Stored items:
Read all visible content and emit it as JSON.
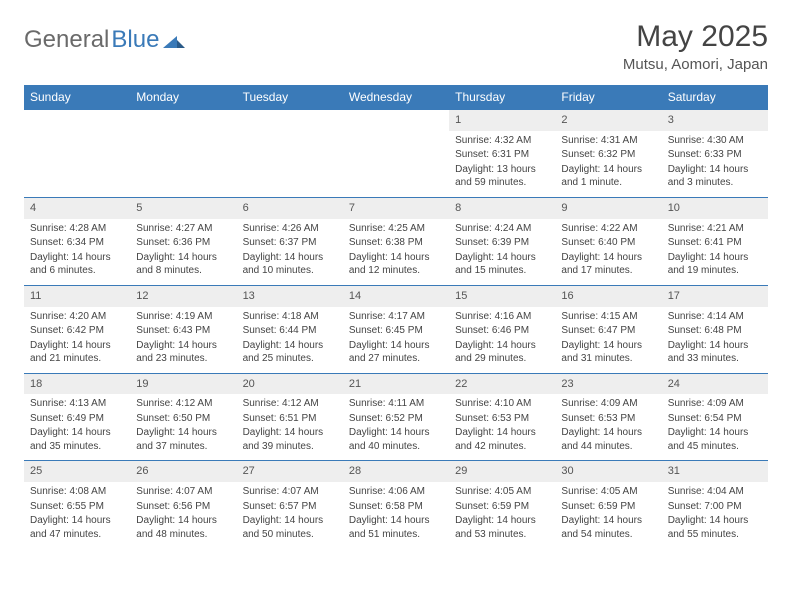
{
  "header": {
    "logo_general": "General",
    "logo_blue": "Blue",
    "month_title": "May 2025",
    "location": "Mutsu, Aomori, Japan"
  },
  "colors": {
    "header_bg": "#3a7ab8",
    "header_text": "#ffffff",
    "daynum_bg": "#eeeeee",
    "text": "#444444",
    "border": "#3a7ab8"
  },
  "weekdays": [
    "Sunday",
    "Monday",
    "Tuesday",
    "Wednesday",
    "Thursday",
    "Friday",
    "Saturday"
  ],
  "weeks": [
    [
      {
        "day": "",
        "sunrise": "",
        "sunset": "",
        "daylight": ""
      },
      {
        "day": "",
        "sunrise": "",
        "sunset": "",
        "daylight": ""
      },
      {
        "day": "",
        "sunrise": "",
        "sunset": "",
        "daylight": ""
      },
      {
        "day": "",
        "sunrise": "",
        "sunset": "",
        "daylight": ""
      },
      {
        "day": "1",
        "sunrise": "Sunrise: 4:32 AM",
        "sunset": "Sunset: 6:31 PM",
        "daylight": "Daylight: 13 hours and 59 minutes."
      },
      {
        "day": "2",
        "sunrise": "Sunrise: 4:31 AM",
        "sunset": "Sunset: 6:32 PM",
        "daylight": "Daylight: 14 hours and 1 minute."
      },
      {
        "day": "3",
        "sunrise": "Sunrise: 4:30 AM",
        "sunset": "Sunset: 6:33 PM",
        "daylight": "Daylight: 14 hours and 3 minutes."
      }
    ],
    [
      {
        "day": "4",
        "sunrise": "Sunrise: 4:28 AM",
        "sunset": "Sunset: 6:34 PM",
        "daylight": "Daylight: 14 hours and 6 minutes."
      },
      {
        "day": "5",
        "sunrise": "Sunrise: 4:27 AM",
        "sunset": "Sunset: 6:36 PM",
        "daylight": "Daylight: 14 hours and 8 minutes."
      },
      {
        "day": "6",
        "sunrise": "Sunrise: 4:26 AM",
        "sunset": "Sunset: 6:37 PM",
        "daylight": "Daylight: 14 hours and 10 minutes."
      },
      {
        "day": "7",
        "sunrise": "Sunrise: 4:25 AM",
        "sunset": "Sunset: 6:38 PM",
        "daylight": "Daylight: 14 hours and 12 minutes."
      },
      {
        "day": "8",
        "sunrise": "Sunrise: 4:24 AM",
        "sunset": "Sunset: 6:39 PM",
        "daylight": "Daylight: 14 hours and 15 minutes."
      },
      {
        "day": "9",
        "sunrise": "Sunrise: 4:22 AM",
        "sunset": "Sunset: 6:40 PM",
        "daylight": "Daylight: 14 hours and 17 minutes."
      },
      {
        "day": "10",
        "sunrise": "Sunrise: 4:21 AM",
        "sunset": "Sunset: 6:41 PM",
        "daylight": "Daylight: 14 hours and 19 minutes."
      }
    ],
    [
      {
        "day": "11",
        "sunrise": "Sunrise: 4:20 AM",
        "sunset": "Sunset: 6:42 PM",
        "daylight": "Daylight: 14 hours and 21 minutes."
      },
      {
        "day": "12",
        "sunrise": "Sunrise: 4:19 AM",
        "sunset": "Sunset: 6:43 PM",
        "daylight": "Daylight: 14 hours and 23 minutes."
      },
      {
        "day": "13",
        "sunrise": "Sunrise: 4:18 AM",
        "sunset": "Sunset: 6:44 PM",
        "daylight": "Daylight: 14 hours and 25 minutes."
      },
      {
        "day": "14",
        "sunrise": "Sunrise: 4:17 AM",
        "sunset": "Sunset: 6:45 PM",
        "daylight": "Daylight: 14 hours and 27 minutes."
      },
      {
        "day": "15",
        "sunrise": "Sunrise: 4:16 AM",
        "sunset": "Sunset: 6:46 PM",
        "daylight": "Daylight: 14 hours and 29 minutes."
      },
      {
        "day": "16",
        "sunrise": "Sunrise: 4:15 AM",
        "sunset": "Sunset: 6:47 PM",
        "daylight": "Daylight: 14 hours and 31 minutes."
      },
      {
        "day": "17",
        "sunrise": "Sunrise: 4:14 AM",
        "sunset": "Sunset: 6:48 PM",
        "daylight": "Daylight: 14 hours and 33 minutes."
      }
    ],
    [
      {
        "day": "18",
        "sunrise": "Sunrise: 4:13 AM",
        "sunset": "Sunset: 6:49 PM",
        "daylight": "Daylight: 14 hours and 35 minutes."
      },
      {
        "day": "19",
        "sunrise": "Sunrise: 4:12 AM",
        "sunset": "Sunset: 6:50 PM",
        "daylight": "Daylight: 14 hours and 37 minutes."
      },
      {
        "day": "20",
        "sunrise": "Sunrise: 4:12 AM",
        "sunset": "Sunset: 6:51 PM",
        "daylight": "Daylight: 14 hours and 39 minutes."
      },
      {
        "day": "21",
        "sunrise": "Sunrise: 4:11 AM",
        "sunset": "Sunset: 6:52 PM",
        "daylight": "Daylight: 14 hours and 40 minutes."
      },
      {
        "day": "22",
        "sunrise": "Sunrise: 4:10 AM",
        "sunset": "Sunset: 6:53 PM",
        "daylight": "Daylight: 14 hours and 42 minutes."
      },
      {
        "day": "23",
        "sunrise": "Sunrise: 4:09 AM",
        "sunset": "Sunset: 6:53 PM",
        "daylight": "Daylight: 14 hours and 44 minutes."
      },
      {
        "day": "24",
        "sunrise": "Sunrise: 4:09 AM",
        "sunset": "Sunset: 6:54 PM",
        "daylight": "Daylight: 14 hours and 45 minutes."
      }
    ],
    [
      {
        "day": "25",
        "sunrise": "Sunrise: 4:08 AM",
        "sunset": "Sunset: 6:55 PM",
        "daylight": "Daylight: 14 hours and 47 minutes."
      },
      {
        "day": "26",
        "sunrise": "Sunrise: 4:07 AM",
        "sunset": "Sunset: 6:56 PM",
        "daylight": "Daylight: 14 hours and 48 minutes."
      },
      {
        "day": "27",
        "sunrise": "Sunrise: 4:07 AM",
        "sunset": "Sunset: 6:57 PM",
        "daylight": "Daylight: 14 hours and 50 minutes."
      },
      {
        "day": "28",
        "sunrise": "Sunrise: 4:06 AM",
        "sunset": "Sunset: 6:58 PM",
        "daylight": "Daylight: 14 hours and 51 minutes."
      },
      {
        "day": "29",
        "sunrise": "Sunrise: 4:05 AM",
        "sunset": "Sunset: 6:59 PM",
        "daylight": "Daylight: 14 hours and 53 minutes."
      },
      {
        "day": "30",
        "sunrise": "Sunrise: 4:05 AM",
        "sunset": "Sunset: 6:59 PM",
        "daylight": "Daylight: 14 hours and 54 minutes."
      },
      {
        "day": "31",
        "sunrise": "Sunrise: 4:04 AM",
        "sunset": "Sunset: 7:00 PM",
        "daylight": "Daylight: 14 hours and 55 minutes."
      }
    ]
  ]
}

• _Your objective_
Print the complete listing exactly as it stands, without its pictures.

• _Task result_
Read all visible content and emit it as JSON.
{
  "header": {
    "logo_general": "General",
    "logo_blue": "Blue",
    "month_title": "May 2025",
    "location": "Mutsu, Aomori, Japan"
  },
  "colors": {
    "header_bg": "#3a7ab8",
    "header_text": "#ffffff",
    "daynum_bg": "#eeeeee",
    "text": "#444444",
    "border": "#3a7ab8"
  },
  "weekdays": [
    "Sunday",
    "Monday",
    "Tuesday",
    "Wednesday",
    "Thursday",
    "Friday",
    "Saturday"
  ],
  "weeks": [
    [
      {
        "day": "",
        "sunrise": "",
        "sunset": "",
        "daylight": ""
      },
      {
        "day": "",
        "sunrise": "",
        "sunset": "",
        "daylight": ""
      },
      {
        "day": "",
        "sunrise": "",
        "sunset": "",
        "daylight": ""
      },
      {
        "day": "",
        "sunrise": "",
        "sunset": "",
        "daylight": ""
      },
      {
        "day": "1",
        "sunrise": "Sunrise: 4:32 AM",
        "sunset": "Sunset: 6:31 PM",
        "daylight": "Daylight: 13 hours and 59 minutes."
      },
      {
        "day": "2",
        "sunrise": "Sunrise: 4:31 AM",
        "sunset": "Sunset: 6:32 PM",
        "daylight": "Daylight: 14 hours and 1 minute."
      },
      {
        "day": "3",
        "sunrise": "Sunrise: 4:30 AM",
        "sunset": "Sunset: 6:33 PM",
        "daylight": "Daylight: 14 hours and 3 minutes."
      }
    ],
    [
      {
        "day": "4",
        "sunrise": "Sunrise: 4:28 AM",
        "sunset": "Sunset: 6:34 PM",
        "daylight": "Daylight: 14 hours and 6 minutes."
      },
      {
        "day": "5",
        "sunrise": "Sunrise: 4:27 AM",
        "sunset": "Sunset: 6:36 PM",
        "daylight": "Daylight: 14 hours and 8 minutes."
      },
      {
        "day": "6",
        "sunrise": "Sunrise: 4:26 AM",
        "sunset": "Sunset: 6:37 PM",
        "daylight": "Daylight: 14 hours and 10 minutes."
      },
      {
        "day": "7",
        "sunrise": "Sunrise: 4:25 AM",
        "sunset": "Sunset: 6:38 PM",
        "daylight": "Daylight: 14 hours and 12 minutes."
      },
      {
        "day": "8",
        "sunrise": "Sunrise: 4:24 AM",
        "sunset": "Sunset: 6:39 PM",
        "daylight": "Daylight: 14 hours and 15 minutes."
      },
      {
        "day": "9",
        "sunrise": "Sunrise: 4:22 AM",
        "sunset": "Sunset: 6:40 PM",
        "daylight": "Daylight: 14 hours and 17 minutes."
      },
      {
        "day": "10",
        "sunrise": "Sunrise: 4:21 AM",
        "sunset": "Sunset: 6:41 PM",
        "daylight": "Daylight: 14 hours and 19 minutes."
      }
    ],
    [
      {
        "day": "11",
        "sunrise": "Sunrise: 4:20 AM",
        "sunset": "Sunset: 6:42 PM",
        "daylight": "Daylight: 14 hours and 21 minutes."
      },
      {
        "day": "12",
        "sunrise": "Sunrise: 4:19 AM",
        "sunset": "Sunset: 6:43 PM",
        "daylight": "Daylight: 14 hours and 23 minutes."
      },
      {
        "day": "13",
        "sunrise": "Sunrise: 4:18 AM",
        "sunset": "Sunset: 6:44 PM",
        "daylight": "Daylight: 14 hours and 25 minutes."
      },
      {
        "day": "14",
        "sunrise": "Sunrise: 4:17 AM",
        "sunset": "Sunset: 6:45 PM",
        "daylight": "Daylight: 14 hours and 27 minutes."
      },
      {
        "day": "15",
        "sunrise": "Sunrise: 4:16 AM",
        "sunset": "Sunset: 6:46 PM",
        "daylight": "Daylight: 14 hours and 29 minutes."
      },
      {
        "day": "16",
        "sunrise": "Sunrise: 4:15 AM",
        "sunset": "Sunset: 6:47 PM",
        "daylight": "Daylight: 14 hours and 31 minutes."
      },
      {
        "day": "17",
        "sunrise": "Sunrise: 4:14 AM",
        "sunset": "Sunset: 6:48 PM",
        "daylight": "Daylight: 14 hours and 33 minutes."
      }
    ],
    [
      {
        "day": "18",
        "sunrise": "Sunrise: 4:13 AM",
        "sunset": "Sunset: 6:49 PM",
        "daylight": "Daylight: 14 hours and 35 minutes."
      },
      {
        "day": "19",
        "sunrise": "Sunrise: 4:12 AM",
        "sunset": "Sunset: 6:50 PM",
        "daylight": "Daylight: 14 hours and 37 minutes."
      },
      {
        "day": "20",
        "sunrise": "Sunrise: 4:12 AM",
        "sunset": "Sunset: 6:51 PM",
        "daylight": "Daylight: 14 hours and 39 minutes."
      },
      {
        "day": "21",
        "sunrise": "Sunrise: 4:11 AM",
        "sunset": "Sunset: 6:52 PM",
        "daylight": "Daylight: 14 hours and 40 minutes."
      },
      {
        "day": "22",
        "sunrise": "Sunrise: 4:10 AM",
        "sunset": "Sunset: 6:53 PM",
        "daylight": "Daylight: 14 hours and 42 minutes."
      },
      {
        "day": "23",
        "sunrise": "Sunrise: 4:09 AM",
        "sunset": "Sunset: 6:53 PM",
        "daylight": "Daylight: 14 hours and 44 minutes."
      },
      {
        "day": "24",
        "sunrise": "Sunrise: 4:09 AM",
        "sunset": "Sunset: 6:54 PM",
        "daylight": "Daylight: 14 hours and 45 minutes."
      }
    ],
    [
      {
        "day": "25",
        "sunrise": "Sunrise: 4:08 AM",
        "sunset": "Sunset: 6:55 PM",
        "daylight": "Daylight: 14 hours and 47 minutes."
      },
      {
        "day": "26",
        "sunrise": "Sunrise: 4:07 AM",
        "sunset": "Sunset: 6:56 PM",
        "daylight": "Daylight: 14 hours and 48 minutes."
      },
      {
        "day": "27",
        "sunrise": "Sunrise: 4:07 AM",
        "sunset": "Sunset: 6:57 PM",
        "daylight": "Daylight: 14 hours and 50 minutes."
      },
      {
        "day": "28",
        "sunrise": "Sunrise: 4:06 AM",
        "sunset": "Sunset: 6:58 PM",
        "daylight": "Daylight: 14 hours and 51 minutes."
      },
      {
        "day": "29",
        "sunrise": "Sunrise: 4:05 AM",
        "sunset": "Sunset: 6:59 PM",
        "daylight": "Daylight: 14 hours and 53 minutes."
      },
      {
        "day": "30",
        "sunrise": "Sunrise: 4:05 AM",
        "sunset": "Sunset: 6:59 PM",
        "daylight": "Daylight: 14 hours and 54 minutes."
      },
      {
        "day": "31",
        "sunrise": "Sunrise: 4:04 AM",
        "sunset": "Sunset: 7:00 PM",
        "daylight": "Daylight: 14 hours and 55 minutes."
      }
    ]
  ]
}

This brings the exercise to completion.